Recorded data:
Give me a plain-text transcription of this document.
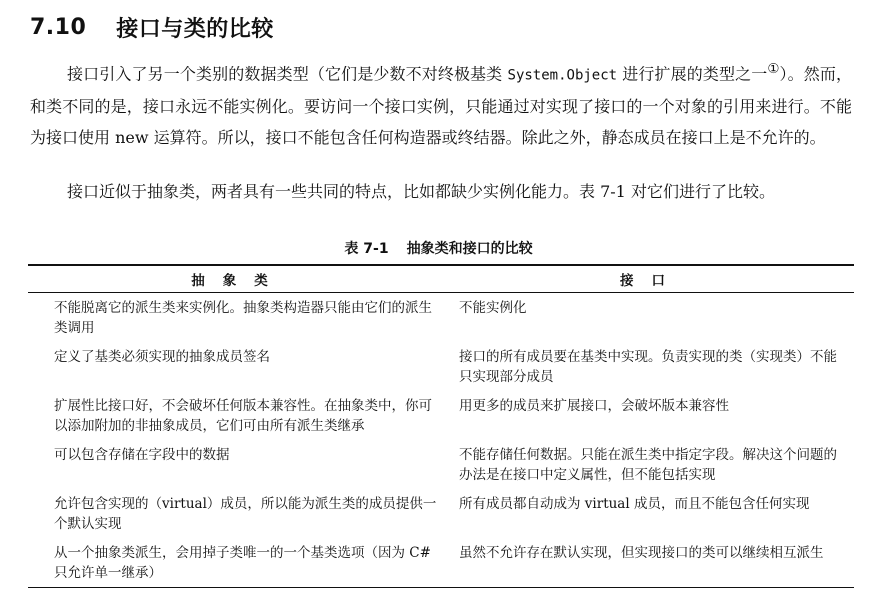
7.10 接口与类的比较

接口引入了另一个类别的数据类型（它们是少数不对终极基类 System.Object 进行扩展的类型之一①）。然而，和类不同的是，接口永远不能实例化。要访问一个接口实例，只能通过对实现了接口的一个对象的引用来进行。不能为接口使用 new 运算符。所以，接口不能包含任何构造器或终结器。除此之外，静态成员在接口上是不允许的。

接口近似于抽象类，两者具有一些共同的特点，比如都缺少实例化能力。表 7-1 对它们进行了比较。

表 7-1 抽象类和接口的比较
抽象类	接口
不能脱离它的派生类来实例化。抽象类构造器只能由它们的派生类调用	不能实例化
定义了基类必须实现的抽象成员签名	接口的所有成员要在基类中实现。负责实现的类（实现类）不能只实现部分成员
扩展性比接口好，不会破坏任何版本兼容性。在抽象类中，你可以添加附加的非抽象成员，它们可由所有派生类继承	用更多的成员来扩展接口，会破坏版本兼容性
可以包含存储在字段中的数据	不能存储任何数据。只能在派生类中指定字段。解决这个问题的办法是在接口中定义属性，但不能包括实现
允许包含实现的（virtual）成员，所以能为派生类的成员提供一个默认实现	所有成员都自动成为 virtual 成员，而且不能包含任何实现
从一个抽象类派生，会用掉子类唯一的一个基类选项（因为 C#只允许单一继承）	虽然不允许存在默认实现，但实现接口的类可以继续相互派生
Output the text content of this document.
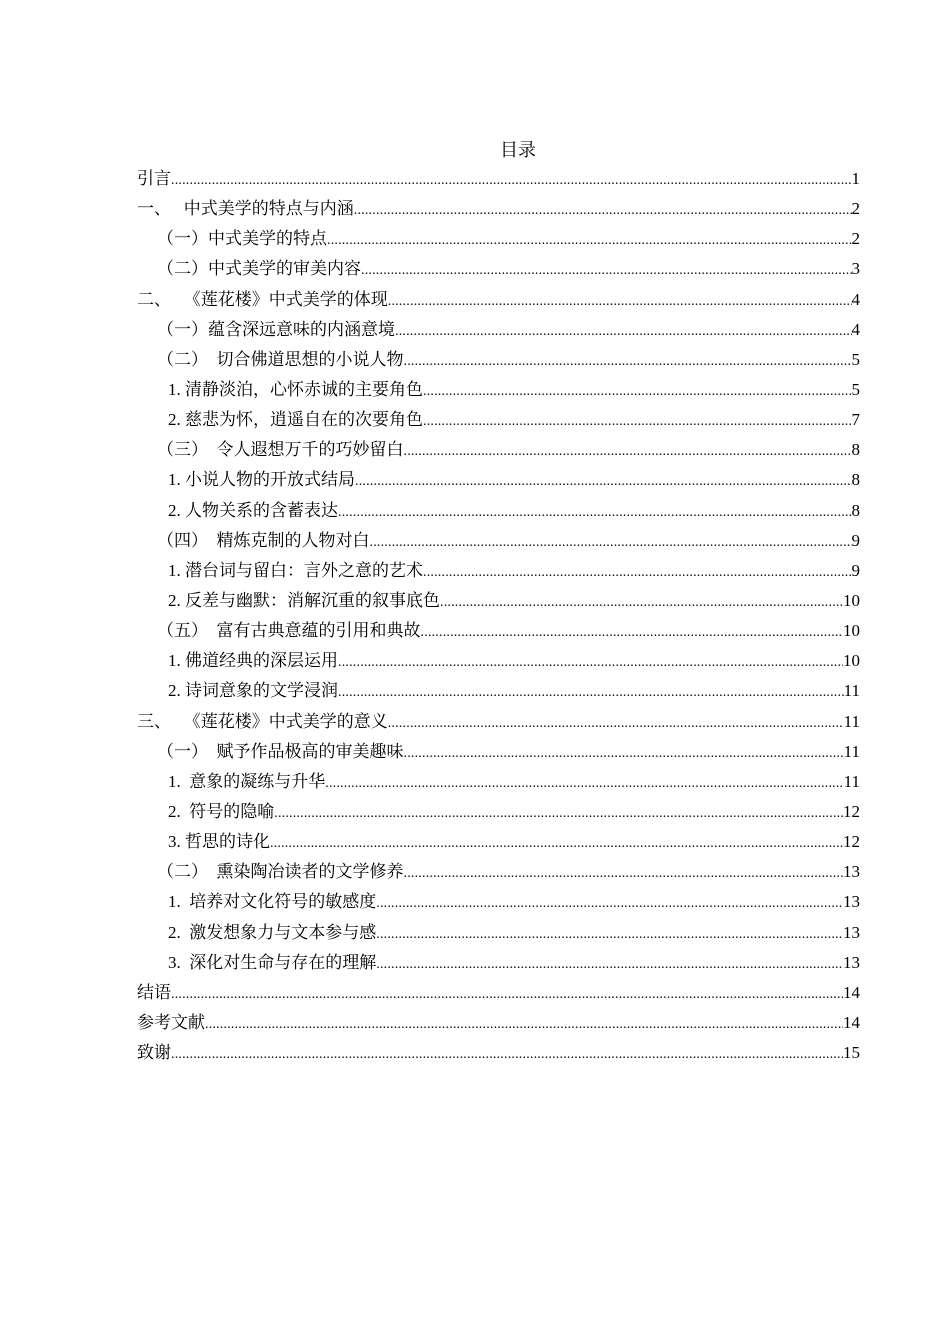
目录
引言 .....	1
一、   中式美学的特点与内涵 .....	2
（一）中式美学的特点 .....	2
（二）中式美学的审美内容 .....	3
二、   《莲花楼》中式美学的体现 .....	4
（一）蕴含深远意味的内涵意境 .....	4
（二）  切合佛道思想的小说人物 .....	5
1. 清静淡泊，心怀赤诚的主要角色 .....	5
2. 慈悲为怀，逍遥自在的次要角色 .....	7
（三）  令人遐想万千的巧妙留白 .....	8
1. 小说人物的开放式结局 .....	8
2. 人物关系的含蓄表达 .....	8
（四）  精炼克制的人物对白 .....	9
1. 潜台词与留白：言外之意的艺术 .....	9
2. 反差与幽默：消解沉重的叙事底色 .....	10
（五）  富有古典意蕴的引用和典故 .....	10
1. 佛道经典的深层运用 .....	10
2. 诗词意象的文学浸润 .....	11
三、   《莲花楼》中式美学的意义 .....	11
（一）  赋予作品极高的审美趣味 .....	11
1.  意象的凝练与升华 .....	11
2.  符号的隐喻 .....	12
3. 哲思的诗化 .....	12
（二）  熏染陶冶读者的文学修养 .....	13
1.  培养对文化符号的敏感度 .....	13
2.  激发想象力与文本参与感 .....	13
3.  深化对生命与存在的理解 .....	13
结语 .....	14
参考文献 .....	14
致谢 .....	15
==
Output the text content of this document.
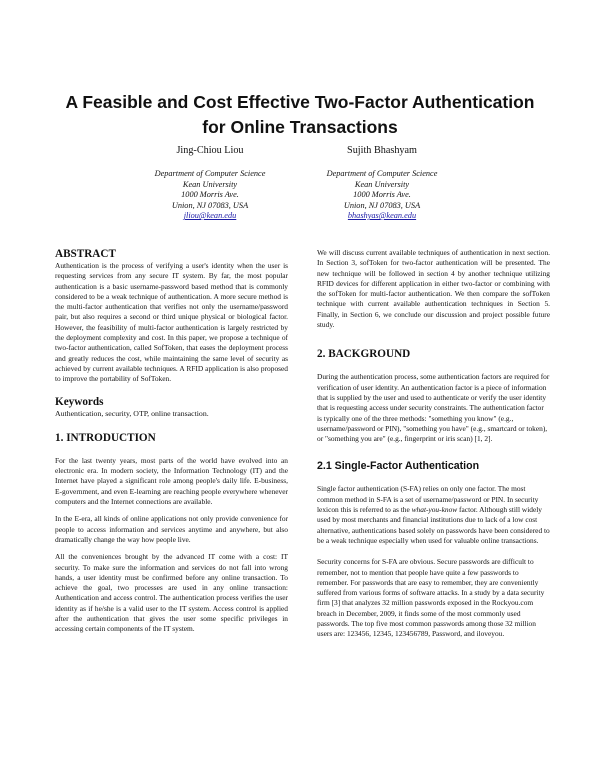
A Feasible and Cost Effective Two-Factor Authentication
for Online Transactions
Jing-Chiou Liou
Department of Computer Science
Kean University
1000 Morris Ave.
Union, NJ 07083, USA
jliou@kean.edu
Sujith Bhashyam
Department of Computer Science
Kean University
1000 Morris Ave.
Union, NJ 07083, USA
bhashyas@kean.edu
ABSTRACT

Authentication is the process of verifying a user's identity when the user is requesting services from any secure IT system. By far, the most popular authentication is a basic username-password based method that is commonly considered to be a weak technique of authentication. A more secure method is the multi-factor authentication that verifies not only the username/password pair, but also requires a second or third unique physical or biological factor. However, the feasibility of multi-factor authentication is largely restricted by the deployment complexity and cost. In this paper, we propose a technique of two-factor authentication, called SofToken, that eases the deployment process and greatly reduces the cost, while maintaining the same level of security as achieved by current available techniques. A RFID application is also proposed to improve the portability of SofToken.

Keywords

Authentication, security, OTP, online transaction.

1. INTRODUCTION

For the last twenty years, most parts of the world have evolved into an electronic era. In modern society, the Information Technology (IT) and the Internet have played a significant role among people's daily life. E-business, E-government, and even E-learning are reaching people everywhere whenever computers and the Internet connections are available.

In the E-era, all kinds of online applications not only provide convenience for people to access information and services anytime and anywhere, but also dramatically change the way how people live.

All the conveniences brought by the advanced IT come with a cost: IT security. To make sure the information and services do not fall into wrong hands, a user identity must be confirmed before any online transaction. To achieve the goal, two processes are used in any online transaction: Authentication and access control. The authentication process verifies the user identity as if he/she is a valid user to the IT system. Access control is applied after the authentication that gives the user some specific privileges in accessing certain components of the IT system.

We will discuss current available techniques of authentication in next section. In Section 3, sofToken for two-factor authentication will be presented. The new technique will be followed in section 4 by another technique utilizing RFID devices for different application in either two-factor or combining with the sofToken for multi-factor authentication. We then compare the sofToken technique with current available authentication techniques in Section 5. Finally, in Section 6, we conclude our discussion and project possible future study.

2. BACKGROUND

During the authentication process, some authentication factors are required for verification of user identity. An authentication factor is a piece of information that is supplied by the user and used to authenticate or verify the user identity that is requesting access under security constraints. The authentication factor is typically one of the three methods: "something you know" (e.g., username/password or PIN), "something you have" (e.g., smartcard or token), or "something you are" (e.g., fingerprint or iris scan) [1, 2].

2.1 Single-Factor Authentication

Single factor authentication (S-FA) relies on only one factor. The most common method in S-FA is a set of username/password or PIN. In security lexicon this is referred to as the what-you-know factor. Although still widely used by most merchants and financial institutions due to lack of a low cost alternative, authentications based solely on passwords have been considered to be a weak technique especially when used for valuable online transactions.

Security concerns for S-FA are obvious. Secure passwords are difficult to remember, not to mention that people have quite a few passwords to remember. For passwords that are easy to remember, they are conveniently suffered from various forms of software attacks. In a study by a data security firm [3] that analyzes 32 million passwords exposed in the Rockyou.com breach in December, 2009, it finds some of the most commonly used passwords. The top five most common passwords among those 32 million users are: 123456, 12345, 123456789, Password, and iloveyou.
* * *
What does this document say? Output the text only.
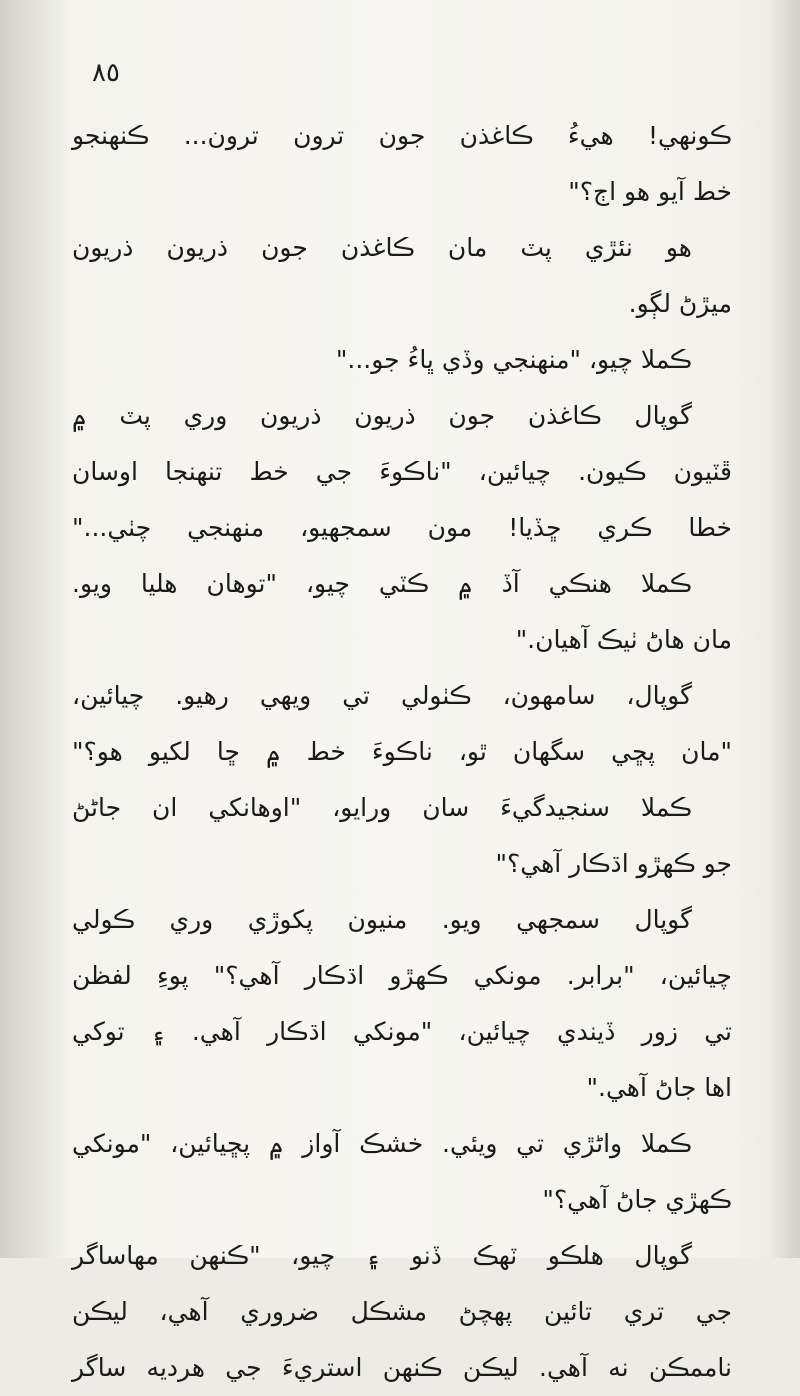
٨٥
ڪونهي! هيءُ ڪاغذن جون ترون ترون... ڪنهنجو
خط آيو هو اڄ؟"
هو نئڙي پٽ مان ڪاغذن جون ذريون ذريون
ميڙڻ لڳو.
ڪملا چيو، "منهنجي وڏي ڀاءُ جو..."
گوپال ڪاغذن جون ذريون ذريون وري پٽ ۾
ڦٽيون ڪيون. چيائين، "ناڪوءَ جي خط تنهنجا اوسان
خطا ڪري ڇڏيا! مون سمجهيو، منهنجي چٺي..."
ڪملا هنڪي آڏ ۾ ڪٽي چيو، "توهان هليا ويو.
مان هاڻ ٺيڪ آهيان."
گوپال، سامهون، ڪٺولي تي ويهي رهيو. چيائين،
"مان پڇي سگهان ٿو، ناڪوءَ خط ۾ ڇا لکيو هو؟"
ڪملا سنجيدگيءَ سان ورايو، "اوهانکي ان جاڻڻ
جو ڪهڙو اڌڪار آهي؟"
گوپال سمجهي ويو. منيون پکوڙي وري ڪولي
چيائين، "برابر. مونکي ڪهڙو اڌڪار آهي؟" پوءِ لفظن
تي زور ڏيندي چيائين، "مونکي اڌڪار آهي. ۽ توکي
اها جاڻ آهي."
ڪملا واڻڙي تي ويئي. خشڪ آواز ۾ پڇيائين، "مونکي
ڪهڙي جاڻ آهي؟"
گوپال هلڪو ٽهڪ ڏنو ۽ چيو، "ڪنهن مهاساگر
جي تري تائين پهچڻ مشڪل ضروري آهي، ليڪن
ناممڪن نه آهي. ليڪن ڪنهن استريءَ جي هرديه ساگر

### What you have to do
For the data above, state how many lines contain "گوپال"; the number is the whole answer.

### Written response
4